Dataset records
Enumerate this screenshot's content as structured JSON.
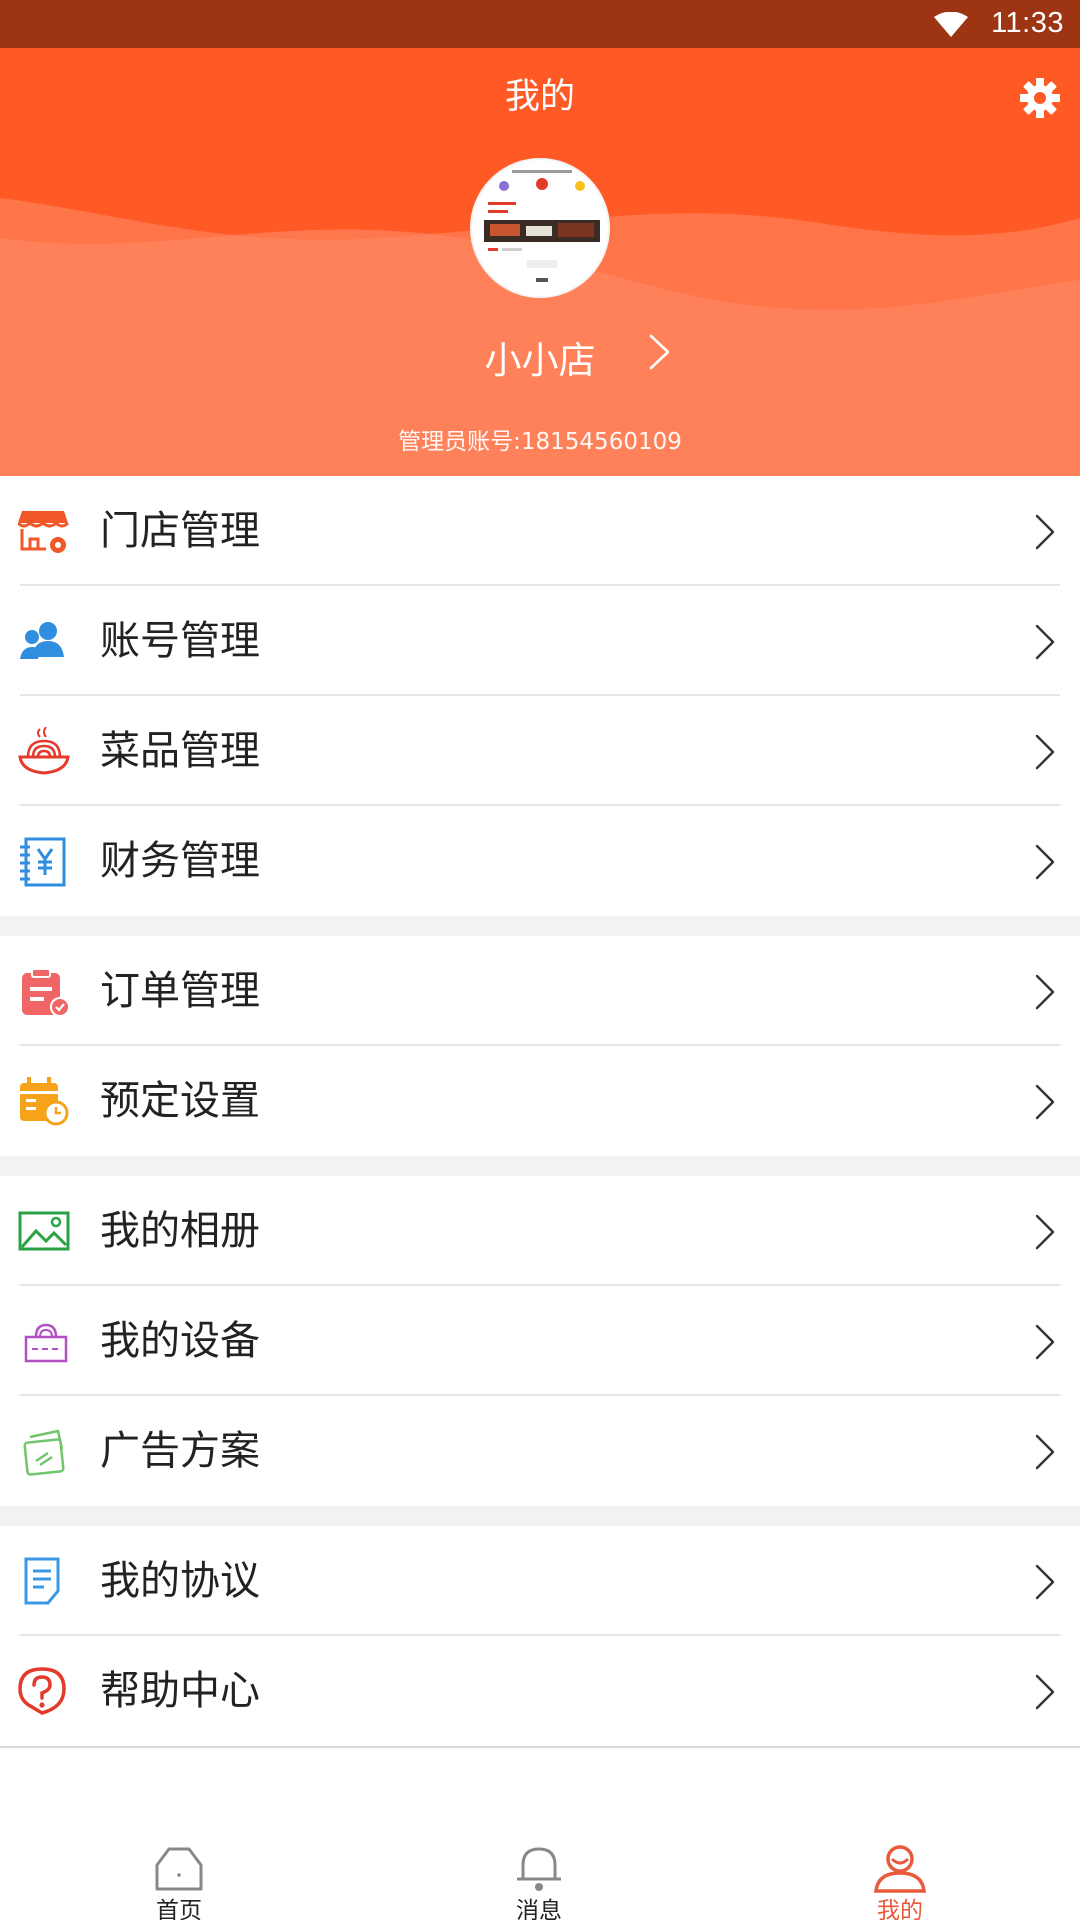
{
  "status_bar": {
    "time": "11:33"
  },
  "header": {
    "title": "我的",
    "store_name": "小小店",
    "account": "管理员账号:18154560109",
    "color": "#ff5a26"
  },
  "menu_groups": [
    [
      {
        "label": "门店管理",
        "icon": "store-settings-icon",
        "color": "#f0582a"
      },
      {
        "label": "账号管理",
        "icon": "users-icon",
        "color": "#2f8ee0"
      },
      {
        "label": "菜品管理",
        "icon": "noodle-bowl-icon",
        "color": "#e33a2b"
      },
      {
        "label": "财务管理",
        "icon": "finance-book-icon",
        "color": "#2f8ee0"
      }
    ],
    [
      {
        "label": "订单管理",
        "icon": "order-clipboard-icon",
        "color": "#f06666"
      },
      {
        "label": "预定设置",
        "icon": "calendar-clock-icon",
        "color": "#f6a31b"
      }
    ],
    [
      {
        "label": "我的相册",
        "icon": "photo-album-icon",
        "color": "#2ba344"
      },
      {
        "label": "我的设备",
        "icon": "device-icon",
        "color": "#b34fc4"
      },
      {
        "label": "广告方案",
        "icon": "ad-cards-icon",
        "color": "#72c56a"
      }
    ],
    [
      {
        "label": "我的协议",
        "icon": "agreement-document-icon",
        "color": "#3a98e6"
      },
      {
        "label": "帮助中心",
        "icon": "help-question-icon",
        "color": "#e33a2b"
      }
    ]
  ],
  "tabbar": {
    "tabs": [
      {
        "label": "首页",
        "icon": "home-icon"
      },
      {
        "label": "消息",
        "icon": "bell-icon"
      },
      {
        "label": "我的",
        "icon": "user-icon",
        "active": true
      }
    ],
    "active_color": "#e85a3c"
  }
}
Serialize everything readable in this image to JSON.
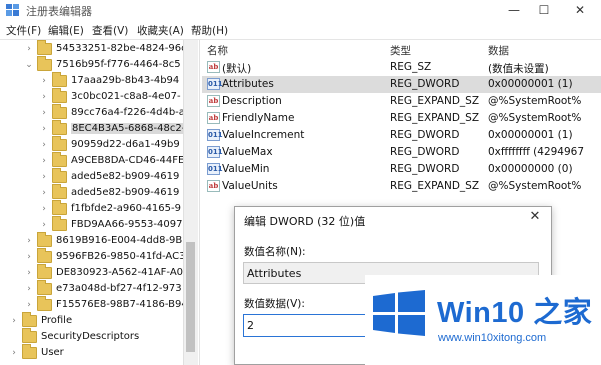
{
  "window": {
    "title": "注册表编辑器",
    "minimize": "—",
    "maximize": "☐",
    "close": "✕"
  },
  "menu": [
    "文件(F)",
    "编辑(E)",
    "查看(V)",
    "收藏夹(A)",
    "帮助(H)"
  ],
  "tree": {
    "items": [
      {
        "label": "54533251-82be-4824-96c",
        "arrow": "›",
        "level": 2
      },
      {
        "label": "7516b95f-f776-4464-8c5",
        "arrow": "⌄",
        "level": 2
      },
      {
        "label": "17aaa29b-8b43-4b94",
        "arrow": "›",
        "level": 3
      },
      {
        "label": "3c0bc021-c8a8-4e07-",
        "arrow": "›",
        "level": 3
      },
      {
        "label": "89cc76a4-f226-4d4b-a",
        "arrow": "›",
        "level": 3
      },
      {
        "label": "8EC4B3A5-6868-48c2-",
        "arrow": "›",
        "level": 3,
        "selected": true
      },
      {
        "label": "90959d22-d6a1-49b9",
        "arrow": "›",
        "level": 3
      },
      {
        "label": "A9CEB8DA-CD46-44FE",
        "arrow": "›",
        "level": 3
      },
      {
        "label": "aded5e82-b909-4619",
        "arrow": "›",
        "level": 3
      },
      {
        "label": "aded5e82-b909-4619",
        "arrow": "›",
        "level": 3
      },
      {
        "label": "f1fbfde2-a960-4165-9",
        "arrow": "›",
        "level": 3
      },
      {
        "label": "FBD9AA66-9553-4097",
        "arrow": "›",
        "level": 3
      },
      {
        "label": "8619B916-E004-4dd8-9B",
        "arrow": "›",
        "level": 2
      },
      {
        "label": "9596FB26-9850-41fd-AC3",
        "arrow": "›",
        "level": 2
      },
      {
        "label": "DE830923-A562-41AF-A0",
        "arrow": "›",
        "level": 2
      },
      {
        "label": "e73a048d-bf27-4f12-973",
        "arrow": "›",
        "level": 2
      },
      {
        "label": "F15576E8-98B7-4186-B94",
        "arrow": "›",
        "level": 2
      },
      {
        "label": "Profile",
        "arrow": "›",
        "level": 1
      },
      {
        "label": "SecurityDescriptors",
        "arrow": "",
        "level": 1
      },
      {
        "label": "User",
        "arrow": "›",
        "level": 1
      }
    ]
  },
  "list": {
    "columns": [
      "名称",
      "类型",
      "数据"
    ],
    "rows": [
      {
        "icon": "ab",
        "name": "(默认)",
        "type": "REG_SZ",
        "data": "(数值未设置)"
      },
      {
        "icon": "bin",
        "name": "Attributes",
        "type": "REG_DWORD",
        "data": "0x00000001 (1)",
        "selected": true
      },
      {
        "icon": "ab",
        "name": "Description",
        "type": "REG_EXPAND_SZ",
        "data": "@%SystemRoot%"
      },
      {
        "icon": "ab",
        "name": "FriendlyName",
        "type": "REG_EXPAND_SZ",
        "data": "@%SystemRoot%"
      },
      {
        "icon": "bin",
        "name": "ValueIncrement",
        "type": "REG_DWORD",
        "data": "0x00000001 (1)"
      },
      {
        "icon": "bin",
        "name": "ValueMax",
        "type": "REG_DWORD",
        "data": "0xffffffff (4294967"
      },
      {
        "icon": "bin",
        "name": "ValueMin",
        "type": "REG_DWORD",
        "data": "0x00000000 (0)"
      },
      {
        "icon": "ab",
        "name": "ValueUnits",
        "type": "REG_EXPAND_SZ",
        "data": "@%SystemRoot%"
      }
    ]
  },
  "dialog": {
    "title": "编辑 DWORD (32 位)值",
    "close": "✕",
    "name_label": "数值名称(N):",
    "name_value": "Attributes",
    "data_label": "数值数据(V):",
    "data_value": "2"
  },
  "brand": {
    "name": "Win10 之家",
    "url": "www.win10xitong.com",
    "color": "#1d6ad1"
  },
  "icons": {
    "string_value": "ab",
    "binary_value": "011"
  }
}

**Problem**
Your copy should hold every record word for word and none of the pictures.

**Expected answer**
Enumerate this screenshot's content as structured JSON.
{
  "status_bar": {
    "time": "11:33"
  },
  "header": {
    "title": "我的",
    "store_name": "小小店",
    "account": "管理员账号:18154560109",
    "color": "#ff5a26"
  },
  "menu_groups": [
    [
      {
        "label": "门店管理",
        "icon": "store-settings-icon",
        "color": "#f0582a"
      },
      {
        "label": "账号管理",
        "icon": "users-icon",
        "color": "#2f8ee0"
      },
      {
        "label": "菜品管理",
        "icon": "noodle-bowl-icon",
        "color": "#e33a2b"
      },
      {
        "label": "财务管理",
        "icon": "finance-book-icon",
        "color": "#2f8ee0"
      }
    ],
    [
      {
        "label": "订单管理",
        "icon": "order-clipboard-icon",
        "color": "#f06666"
      },
      {
        "label": "预定设置",
        "icon": "calendar-clock-icon",
        "color": "#f6a31b"
      }
    ],
    [
      {
        "label": "我的相册",
        "icon": "photo-album-icon",
        "color": "#2ba344"
      },
      {
        "label": "我的设备",
        "icon": "device-icon",
        "color": "#b34fc4"
      },
      {
        "label": "广告方案",
        "icon": "ad-cards-icon",
        "color": "#72c56a"
      }
    ],
    [
      {
        "label": "我的协议",
        "icon": "agreement-document-icon",
        "color": "#3a98e6"
      },
      {
        "label": "帮助中心",
        "icon": "help-question-icon",
        "color": "#e33a2b"
      }
    ]
  ],
  "tabbar": {
    "tabs": [
      {
        "label": "首页",
        "icon": "home-icon"
      },
      {
        "label": "消息",
        "icon": "bell-icon"
      },
      {
        "label": "我的",
        "icon": "user-icon",
        "active": true
      }
    ],
    "active_color": "#e85a3c"
  }
}
Serialize everything readable in this image to JSON.
{
  "window": {
    "title": "注册表编辑器",
    "minimize": "—",
    "maximize": "☐",
    "close": "✕"
  },
  "menu": [
    "文件(F)",
    "编辑(E)",
    "查看(V)",
    "收藏夹(A)",
    "帮助(H)"
  ],
  "tree": {
    "items": [
      {
        "label": "54533251-82be-4824-96c",
        "arrow": "›",
        "level": 2
      },
      {
        "label": "7516b95f-f776-4464-8c5",
        "arrow": "⌄",
        "level": 2
      },
      {
        "label": "17aaa29b-8b43-4b94",
        "arrow": "›",
        "level": 3
      },
      {
        "label": "3c0bc021-c8a8-4e07-",
        "arrow": "›",
        "level": 3
      },
      {
        "label": "89cc76a4-f226-4d4b-a",
        "arrow": "›",
        "level": 3
      },
      {
        "label": "8EC4B3A5-6868-48c2-",
        "arrow": "›",
        "level": 3,
        "selected": true
      },
      {
        "label": "90959d22-d6a1-49b9",
        "arrow": "›",
        "level": 3
      },
      {
        "label": "A9CEB8DA-CD46-44FE",
        "arrow": "›",
        "level": 3
      },
      {
        "label": "aded5e82-b909-4619",
        "arrow": "›",
        "level": 3
      },
      {
        "label": "aded5e82-b909-4619",
        "arrow": "›",
        "level": 3
      },
      {
        "label": "f1fbfde2-a960-4165-9",
        "arrow": "›",
        "level": 3
      },
      {
        "label": "FBD9AA66-9553-4097",
        "arrow": "›",
        "level": 3
      },
      {
        "label": "8619B916-E004-4dd8-9B",
        "arrow": "›",
        "level": 2
      },
      {
        "label": "9596FB26-9850-41fd-AC3",
        "arrow": "›",
        "level": 2
      },
      {
        "label": "DE830923-A562-41AF-A0",
        "arrow": "›",
        "level": 2
      },
      {
        "label": "e73a048d-bf27-4f12-973",
        "arrow": "›",
        "level": 2
      },
      {
        "label": "F15576E8-98B7-4186-B94",
        "arrow": "›",
        "level": 2
      },
      {
        "label": "Profile",
        "arrow": "›",
        "level": 1
      },
      {
        "label": "SecurityDescriptors",
        "arrow": "",
        "level": 1
      },
      {
        "label": "User",
        "arrow": "›",
        "level": 1
      }
    ]
  },
  "list": {
    "columns": [
      "名称",
      "类型",
      "数据"
    ],
    "rows": [
      {
        "icon": "ab",
        "name": "(默认)",
        "type": "REG_SZ",
        "data": "(数值未设置)"
      },
      {
        "icon": "bin",
        "name": "Attributes",
        "type": "REG_DWORD",
        "data": "0x00000001 (1)",
        "selected": true
      },
      {
        "icon": "ab",
        "name": "Description",
        "type": "REG_EXPAND_SZ",
        "data": "@%SystemRoot%"
      },
      {
        "icon": "ab",
        "name": "FriendlyName",
        "type": "REG_EXPAND_SZ",
        "data": "@%SystemRoot%"
      },
      {
        "icon": "bin",
        "name": "ValueIncrement",
        "type": "REG_DWORD",
        "data": "0x00000001 (1)"
      },
      {
        "icon": "bin",
        "name": "ValueMax",
        "type": "REG_DWORD",
        "data": "0xffffffff (4294967"
      },
      {
        "icon": "bin",
        "name": "ValueMin",
        "type": "REG_DWORD",
        "data": "0x00000000 (0)"
      },
      {
        "icon": "ab",
        "name": "ValueUnits",
        "type": "REG_EXPAND_SZ",
        "data": "@%SystemRoot%"
      }
    ]
  },
  "dialog": {
    "title": "编辑 DWORD (32 位)值",
    "close": "✕",
    "name_label": "数值名称(N):",
    "name_value": "Attributes",
    "data_label": "数值数据(V):",
    "data_value": "2"
  },
  "brand": {
    "name": "Win10 之家",
    "url": "www.win10xitong.com",
    "color": "#1d6ad1"
  },
  "icons": {
    "string_value": "ab",
    "binary_value": "011"
  }
}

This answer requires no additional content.